• **STATED TASK**
Copy out each line exactly as it appears.

• **DATA IN THIS EXERCISE**
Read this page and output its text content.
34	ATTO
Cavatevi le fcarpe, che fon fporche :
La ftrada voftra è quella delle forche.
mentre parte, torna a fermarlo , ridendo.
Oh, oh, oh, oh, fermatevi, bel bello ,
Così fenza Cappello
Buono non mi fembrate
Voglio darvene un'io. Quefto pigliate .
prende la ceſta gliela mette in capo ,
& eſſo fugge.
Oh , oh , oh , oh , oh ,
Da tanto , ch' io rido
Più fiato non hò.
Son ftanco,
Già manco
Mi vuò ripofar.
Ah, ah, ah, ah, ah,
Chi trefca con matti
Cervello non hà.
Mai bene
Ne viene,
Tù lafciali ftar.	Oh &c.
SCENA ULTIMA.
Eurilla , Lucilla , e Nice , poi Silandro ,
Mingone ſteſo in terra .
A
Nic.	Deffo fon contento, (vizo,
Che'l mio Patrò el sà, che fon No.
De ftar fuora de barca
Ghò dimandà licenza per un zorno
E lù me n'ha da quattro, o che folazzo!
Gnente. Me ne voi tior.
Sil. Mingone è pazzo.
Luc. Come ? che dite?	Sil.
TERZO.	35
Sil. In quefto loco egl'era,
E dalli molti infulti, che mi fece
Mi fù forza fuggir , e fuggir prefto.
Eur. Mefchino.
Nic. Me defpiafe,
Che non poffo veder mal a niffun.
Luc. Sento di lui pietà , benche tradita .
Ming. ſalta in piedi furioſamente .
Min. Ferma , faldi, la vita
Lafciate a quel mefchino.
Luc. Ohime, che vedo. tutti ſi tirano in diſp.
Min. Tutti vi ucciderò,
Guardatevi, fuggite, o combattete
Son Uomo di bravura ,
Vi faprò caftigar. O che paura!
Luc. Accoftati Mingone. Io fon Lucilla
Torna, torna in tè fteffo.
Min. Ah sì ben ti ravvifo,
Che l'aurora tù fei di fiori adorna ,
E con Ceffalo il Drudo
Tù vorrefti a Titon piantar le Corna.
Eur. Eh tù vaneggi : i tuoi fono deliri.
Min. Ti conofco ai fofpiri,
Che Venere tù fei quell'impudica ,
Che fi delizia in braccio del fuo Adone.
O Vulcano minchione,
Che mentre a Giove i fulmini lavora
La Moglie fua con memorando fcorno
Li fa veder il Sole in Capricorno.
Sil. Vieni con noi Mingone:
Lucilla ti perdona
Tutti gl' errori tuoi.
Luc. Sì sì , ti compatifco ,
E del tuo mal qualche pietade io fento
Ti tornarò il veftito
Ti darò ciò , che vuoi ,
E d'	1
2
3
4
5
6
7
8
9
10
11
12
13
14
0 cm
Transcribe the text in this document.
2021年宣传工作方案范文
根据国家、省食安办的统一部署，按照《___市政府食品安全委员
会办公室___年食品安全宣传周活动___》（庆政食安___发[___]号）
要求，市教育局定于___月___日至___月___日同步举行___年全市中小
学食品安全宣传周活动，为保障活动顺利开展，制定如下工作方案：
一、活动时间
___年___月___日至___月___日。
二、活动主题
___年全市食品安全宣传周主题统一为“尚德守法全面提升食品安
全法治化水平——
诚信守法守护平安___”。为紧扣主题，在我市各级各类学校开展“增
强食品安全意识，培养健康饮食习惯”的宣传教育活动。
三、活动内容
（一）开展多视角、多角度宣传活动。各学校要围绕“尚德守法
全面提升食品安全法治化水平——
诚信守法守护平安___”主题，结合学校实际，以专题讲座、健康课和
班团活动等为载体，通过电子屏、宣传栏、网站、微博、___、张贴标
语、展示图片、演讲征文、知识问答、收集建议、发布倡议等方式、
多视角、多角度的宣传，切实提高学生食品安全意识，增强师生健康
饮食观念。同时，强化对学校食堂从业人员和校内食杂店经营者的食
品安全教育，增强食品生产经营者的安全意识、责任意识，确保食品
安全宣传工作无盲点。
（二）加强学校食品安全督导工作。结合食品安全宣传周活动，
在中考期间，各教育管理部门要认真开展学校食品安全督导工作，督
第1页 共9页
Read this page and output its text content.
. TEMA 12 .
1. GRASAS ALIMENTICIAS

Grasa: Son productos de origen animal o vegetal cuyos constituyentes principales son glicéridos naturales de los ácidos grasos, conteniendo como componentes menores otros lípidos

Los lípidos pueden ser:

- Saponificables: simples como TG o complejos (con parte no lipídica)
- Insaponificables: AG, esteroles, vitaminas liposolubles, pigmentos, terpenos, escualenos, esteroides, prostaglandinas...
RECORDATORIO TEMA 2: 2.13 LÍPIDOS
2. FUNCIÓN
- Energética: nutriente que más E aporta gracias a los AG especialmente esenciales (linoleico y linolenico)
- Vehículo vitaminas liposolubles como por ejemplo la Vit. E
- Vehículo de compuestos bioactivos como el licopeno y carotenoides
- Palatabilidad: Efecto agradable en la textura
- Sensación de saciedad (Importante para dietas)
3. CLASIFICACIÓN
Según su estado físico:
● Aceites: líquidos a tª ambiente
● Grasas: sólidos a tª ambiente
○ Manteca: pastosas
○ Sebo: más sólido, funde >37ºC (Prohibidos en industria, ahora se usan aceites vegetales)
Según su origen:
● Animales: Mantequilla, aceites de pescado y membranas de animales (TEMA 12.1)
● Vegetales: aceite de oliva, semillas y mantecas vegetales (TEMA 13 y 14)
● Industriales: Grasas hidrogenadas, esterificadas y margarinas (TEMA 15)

• **RESPONSE**
Read this page and output its text content.
34	ATTO
Cavatevi le fcarpe, che fon fporche :
La ftrada voftra è quella delle forche.
mentre parte, torna a fermarlo , ridendo.
Oh, oh, oh, oh, fermatevi, bel bello ,
Così fenza Cappello
Buono non mi fembrate
Voglio darvene un'io. Quefto pigliate .
prende la ceſta gliela mette in capo ,
& eſſo fugge.
Oh , oh , oh , oh , oh ,
Da tanto , ch' io rido
Più fiato non hò.
Son ftanco,
Già manco
Mi vuò ripofar.
Ah, ah, ah, ah, ah,
Chi trefca con matti
Cervello non hà.
Mai bene
Ne viene,
Tù lafciali ftar.	Oh &c.
SCENA ULTIMA.
Eurilla , Lucilla , e Nice , poi Silandro ,
Mingone ſteſo in terra .
A
Nic.	Deffo fon contento, (vizo,
Che'l mio Patrò el sà, che fon No.
De ftar fuora de barca
Ghò dimandà licenza per un zorno
E lù me n'ha da quattro, o che folazzo!
Gnente. Me ne voi tior.
Sil. Mingone è pazzo.
Luc. Come ? che dite?	Sil.
TERZO.	35
Sil. In quefto loco egl'era,
E dalli molti infulti, che mi fece
Mi fù forza fuggir , e fuggir prefto.
Eur. Mefchino.
Nic. Me defpiafe,
Che non poffo veder mal a niffun.
Luc. Sento di lui pietà , benche tradita .
Ming. ſalta in piedi furioſamente .
Min. Ferma , faldi, la vita
Lafciate a quel mefchino.
Luc. Ohime, che vedo. tutti ſi tirano in diſp.
Min. Tutti vi ucciderò,
Guardatevi, fuggite, o combattete
Son Uomo di bravura ,
Vi faprò caftigar. O che paura!
Luc. Accoftati Mingone. Io fon Lucilla
Torna, torna in tè fteffo.
Min. Ah sì ben ti ravvifo,
Che l'aurora tù fei di fiori adorna ,
E con Ceffalo il Drudo
Tù vorrefti a Titon piantar le Corna.
Eur. Eh tù vaneggi : i tuoi fono deliri.
Min. Ti conofco ai fofpiri,
Che Venere tù fei quell'impudica ,
Che fi delizia in braccio del fuo Adone.
O Vulcano minchione,
Che mentre a Giove i fulmini lavora
La Moglie fua con memorando fcorno
Li fa veder il Sole in Capricorno.
Sil. Vieni con noi Mingone:
Lucilla ti perdona
Tutti gl' errori tuoi.
Luc. Sì sì , ti compatifco ,
E del tuo mal qualche pietade io fento
Ti tornarò il veftito
Ti darò ciò , che vuoi ,
E d'	1
2
3
4
5
6
7
8
9
10
11
12
13
14
0 cm
Transcribe the text in this document.
2021年宣传工作方案范文
根据国家、省食安办的统一部署，按照《___市政府食品安全委员
会办公室___年食品安全宣传周活动___》（庆政食安___发[___]号）
要求，市教育局定于___月___日至___月___日同步举行___年全市中小
学食品安全宣传周活动，为保障活动顺利开展，制定如下工作方案：
一、活动时间
___年___月___日至___月___日。
二、活动主题
___年全市食品安全宣传周主题统一为“尚德守法全面提升食品安
全法治化水平——
诚信守法守护平安___”。为紧扣主题，在我市各级各类学校开展“增
强食品安全意识，培养健康饮食习惯”的宣传教育活动。
三、活动内容
（一）开展多视角、多角度宣传活动。各学校要围绕“尚德守法
全面提升食品安全法治化水平——
诚信守法守护平安___”主题，结合学校实际，以专题讲座、健康课和
班团活动等为载体，通过电子屏、宣传栏、网站、微博、___、张贴标
语、展示图片、演讲征文、知识问答、收集建议、发布倡议等方式、
多视角、多角度的宣传，切实提高学生食品安全意识，增强师生健康
饮食观念。同时，强化对学校食堂从业人员和校内食杂店经营者的食
品安全教育，增强食品生产经营者的安全意识、责任意识，确保食品
安全宣传工作无盲点。
（二）加强学校食品安全督导工作。结合食品安全宣传周活动，
在中考期间，各教育管理部门要认真开展学校食品安全督导工作，督
第1页 共9页
Read this page and output its text content.
. TEMA 12 .
1. GRASAS ALIMENTICIAS

Grasa: Son productos de origen animal o vegetal cuyos constituyentes principales son glicéridos naturales de los ácidos grasos, conteniendo como componentes menores otros lípidos

Los lípidos pueden ser:

- Saponificables: simples como TG o complejos (con parte no lipídica)
- Insaponificables: AG, esteroles, vitaminas liposolubles, pigmentos, terpenos, escualenos, esteroides, prostaglandinas...
RECORDATORIO TEMA 2: 2.13 LÍPIDOS
2. FUNCIÓN
- Energética: nutriente que más E aporta gracias a los AG especialmente esenciales (linoleico y linolenico)
- Vehículo vitaminas liposolubles como por ejemplo la Vit. E
- Vehículo de compuestos bioactivos como el licopeno y carotenoides
- Palatabilidad: Efecto agradable en la textura
- Sensación de saciedad (Importante para dietas)
3. CLASIFICACIÓN
Según su estado físico:
● Aceites: líquidos a tª ambiente
● Grasas: sólidos a tª ambiente
○ Manteca: pastosas
○ Sebo: más sólido, funde >37ºC (Prohibidos en industria, ahora se usan aceites vegetales)
Según su origen:
● Animales: Mantequilla, aceites de pescado y membranas de animales (TEMA 12.1)
● Vegetales: aceite de oliva, semillas y mantecas vegetales (TEMA 13 y 14)
● Industriales: Grasas hidrogenadas, esterificadas y margarinas (TEMA 15)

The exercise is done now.